[Start Entries shown]

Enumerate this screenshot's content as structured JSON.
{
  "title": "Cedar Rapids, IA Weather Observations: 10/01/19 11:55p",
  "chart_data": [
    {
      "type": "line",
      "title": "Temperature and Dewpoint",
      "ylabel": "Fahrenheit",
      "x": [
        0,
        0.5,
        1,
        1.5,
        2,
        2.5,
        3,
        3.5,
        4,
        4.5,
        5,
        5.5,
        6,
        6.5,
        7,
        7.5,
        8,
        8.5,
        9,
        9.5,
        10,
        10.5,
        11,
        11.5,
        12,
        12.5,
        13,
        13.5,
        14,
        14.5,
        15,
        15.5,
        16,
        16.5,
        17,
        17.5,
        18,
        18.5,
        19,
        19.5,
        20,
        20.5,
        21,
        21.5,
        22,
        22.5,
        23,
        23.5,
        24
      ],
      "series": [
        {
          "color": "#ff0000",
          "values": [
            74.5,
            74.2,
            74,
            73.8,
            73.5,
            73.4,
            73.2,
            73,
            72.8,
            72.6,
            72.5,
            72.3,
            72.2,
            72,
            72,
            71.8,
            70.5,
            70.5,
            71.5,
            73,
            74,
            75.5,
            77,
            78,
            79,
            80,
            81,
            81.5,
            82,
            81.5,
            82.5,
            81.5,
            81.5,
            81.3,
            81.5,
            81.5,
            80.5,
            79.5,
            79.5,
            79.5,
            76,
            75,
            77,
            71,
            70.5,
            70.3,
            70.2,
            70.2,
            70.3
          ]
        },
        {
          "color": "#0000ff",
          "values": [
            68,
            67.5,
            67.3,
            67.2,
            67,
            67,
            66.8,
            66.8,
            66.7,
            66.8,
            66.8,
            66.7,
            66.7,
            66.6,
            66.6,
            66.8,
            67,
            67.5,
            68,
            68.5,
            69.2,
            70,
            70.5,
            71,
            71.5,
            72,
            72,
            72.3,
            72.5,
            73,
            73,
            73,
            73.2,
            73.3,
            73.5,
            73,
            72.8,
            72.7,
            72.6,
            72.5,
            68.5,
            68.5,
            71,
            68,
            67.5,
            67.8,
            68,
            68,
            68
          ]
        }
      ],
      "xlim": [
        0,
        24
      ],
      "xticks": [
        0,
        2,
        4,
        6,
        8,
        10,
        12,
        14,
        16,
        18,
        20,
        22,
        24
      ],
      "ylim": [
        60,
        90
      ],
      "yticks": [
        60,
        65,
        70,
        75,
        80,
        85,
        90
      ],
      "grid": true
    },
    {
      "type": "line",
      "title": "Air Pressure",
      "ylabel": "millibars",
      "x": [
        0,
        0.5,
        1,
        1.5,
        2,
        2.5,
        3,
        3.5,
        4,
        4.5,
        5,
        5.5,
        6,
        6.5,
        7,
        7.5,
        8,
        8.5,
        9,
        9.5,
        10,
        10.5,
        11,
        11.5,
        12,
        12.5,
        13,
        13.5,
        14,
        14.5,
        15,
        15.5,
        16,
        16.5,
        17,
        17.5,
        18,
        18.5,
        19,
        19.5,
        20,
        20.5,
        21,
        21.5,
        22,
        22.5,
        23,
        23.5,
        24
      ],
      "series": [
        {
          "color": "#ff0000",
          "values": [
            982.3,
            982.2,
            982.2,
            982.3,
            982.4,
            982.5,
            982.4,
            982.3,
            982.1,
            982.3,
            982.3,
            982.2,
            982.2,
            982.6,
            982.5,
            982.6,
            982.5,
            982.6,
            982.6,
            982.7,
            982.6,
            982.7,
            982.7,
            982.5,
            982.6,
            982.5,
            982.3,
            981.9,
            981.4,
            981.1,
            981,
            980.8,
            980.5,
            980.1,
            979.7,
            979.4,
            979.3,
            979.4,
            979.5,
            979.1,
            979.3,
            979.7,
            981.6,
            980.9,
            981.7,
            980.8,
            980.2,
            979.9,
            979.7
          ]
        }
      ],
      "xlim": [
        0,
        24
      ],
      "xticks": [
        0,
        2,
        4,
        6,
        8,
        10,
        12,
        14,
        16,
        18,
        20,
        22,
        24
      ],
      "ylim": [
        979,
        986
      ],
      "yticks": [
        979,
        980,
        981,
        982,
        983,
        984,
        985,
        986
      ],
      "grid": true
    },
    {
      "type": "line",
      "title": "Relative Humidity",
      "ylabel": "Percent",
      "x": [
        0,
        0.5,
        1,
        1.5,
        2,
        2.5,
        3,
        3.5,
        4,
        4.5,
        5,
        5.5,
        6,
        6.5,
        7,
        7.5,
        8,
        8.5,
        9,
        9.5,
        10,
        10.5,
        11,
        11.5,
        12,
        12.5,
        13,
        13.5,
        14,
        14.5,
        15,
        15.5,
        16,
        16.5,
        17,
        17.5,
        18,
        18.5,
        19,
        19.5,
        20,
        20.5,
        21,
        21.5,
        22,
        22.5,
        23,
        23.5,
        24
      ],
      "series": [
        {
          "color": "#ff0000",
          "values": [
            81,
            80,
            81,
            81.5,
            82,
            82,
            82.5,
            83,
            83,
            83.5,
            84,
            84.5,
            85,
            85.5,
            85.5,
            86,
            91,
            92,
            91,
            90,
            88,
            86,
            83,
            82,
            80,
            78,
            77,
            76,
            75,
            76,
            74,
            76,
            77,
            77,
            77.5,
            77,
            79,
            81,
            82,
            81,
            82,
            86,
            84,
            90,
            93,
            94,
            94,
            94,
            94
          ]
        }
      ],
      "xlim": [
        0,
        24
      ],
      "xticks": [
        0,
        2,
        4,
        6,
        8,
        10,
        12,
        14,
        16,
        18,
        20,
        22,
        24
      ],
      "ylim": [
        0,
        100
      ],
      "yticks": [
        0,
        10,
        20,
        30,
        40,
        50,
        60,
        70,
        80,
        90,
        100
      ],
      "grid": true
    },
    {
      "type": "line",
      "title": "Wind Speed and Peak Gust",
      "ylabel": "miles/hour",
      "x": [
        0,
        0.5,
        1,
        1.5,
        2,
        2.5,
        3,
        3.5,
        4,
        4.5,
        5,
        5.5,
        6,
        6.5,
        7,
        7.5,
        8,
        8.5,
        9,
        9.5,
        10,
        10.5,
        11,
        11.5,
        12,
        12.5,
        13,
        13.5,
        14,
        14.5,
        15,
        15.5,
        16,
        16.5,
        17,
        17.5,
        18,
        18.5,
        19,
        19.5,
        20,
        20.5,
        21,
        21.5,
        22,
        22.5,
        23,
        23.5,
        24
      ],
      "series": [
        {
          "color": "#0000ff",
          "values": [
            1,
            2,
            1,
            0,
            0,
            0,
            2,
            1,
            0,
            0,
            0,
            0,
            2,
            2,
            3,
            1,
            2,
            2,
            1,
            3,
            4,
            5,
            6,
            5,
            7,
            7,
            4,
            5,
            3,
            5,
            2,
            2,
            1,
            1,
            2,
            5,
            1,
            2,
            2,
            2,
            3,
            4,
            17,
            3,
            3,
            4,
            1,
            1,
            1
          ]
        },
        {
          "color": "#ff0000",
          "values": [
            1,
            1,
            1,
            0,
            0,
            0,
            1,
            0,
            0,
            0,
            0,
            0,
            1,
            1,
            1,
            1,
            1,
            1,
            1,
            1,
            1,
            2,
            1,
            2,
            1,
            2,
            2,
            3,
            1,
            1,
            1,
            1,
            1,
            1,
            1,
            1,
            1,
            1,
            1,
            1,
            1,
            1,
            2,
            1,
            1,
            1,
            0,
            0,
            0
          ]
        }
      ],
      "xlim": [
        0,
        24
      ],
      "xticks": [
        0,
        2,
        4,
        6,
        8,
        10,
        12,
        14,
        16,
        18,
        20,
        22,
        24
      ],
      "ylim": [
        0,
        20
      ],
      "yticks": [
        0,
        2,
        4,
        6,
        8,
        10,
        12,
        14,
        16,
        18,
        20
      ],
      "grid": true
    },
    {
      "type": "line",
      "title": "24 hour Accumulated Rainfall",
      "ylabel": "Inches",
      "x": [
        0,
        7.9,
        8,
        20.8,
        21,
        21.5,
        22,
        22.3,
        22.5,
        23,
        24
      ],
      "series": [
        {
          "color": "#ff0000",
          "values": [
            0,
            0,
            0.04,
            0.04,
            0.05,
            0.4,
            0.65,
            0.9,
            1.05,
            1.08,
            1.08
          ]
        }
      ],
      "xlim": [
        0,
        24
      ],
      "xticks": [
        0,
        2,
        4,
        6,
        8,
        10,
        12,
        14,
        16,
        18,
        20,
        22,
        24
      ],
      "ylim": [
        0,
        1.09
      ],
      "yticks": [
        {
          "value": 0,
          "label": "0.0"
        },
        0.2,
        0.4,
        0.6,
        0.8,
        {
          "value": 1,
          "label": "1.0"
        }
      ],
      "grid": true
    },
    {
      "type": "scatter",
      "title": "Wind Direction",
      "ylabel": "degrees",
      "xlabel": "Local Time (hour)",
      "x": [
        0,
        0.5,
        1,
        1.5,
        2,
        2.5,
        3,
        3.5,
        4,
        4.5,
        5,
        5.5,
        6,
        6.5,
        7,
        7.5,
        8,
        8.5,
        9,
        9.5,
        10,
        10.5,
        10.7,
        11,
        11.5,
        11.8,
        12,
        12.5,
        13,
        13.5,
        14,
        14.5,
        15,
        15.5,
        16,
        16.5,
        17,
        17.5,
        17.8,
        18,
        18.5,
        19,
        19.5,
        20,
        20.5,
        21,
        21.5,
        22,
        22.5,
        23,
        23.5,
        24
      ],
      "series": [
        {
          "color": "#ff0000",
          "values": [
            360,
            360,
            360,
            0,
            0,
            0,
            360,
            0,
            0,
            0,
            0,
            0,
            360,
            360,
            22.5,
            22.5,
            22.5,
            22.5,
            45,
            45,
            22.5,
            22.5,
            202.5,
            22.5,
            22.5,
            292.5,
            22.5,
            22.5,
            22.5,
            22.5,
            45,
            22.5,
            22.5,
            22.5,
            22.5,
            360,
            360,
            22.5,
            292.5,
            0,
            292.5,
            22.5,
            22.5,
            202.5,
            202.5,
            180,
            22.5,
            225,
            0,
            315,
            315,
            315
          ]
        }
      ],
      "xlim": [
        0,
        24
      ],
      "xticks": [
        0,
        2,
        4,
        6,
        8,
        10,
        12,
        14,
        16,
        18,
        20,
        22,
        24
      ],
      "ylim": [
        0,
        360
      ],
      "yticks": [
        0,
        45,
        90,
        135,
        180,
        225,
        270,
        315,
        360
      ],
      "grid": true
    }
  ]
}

[End Entries shown]

▸ Task details:
In the records, locate each line holding the string "Wind" and copy it.

▸ Correct response:
      "title": "Wind Speed and Peak Gust",
      "title": "Wind Direction",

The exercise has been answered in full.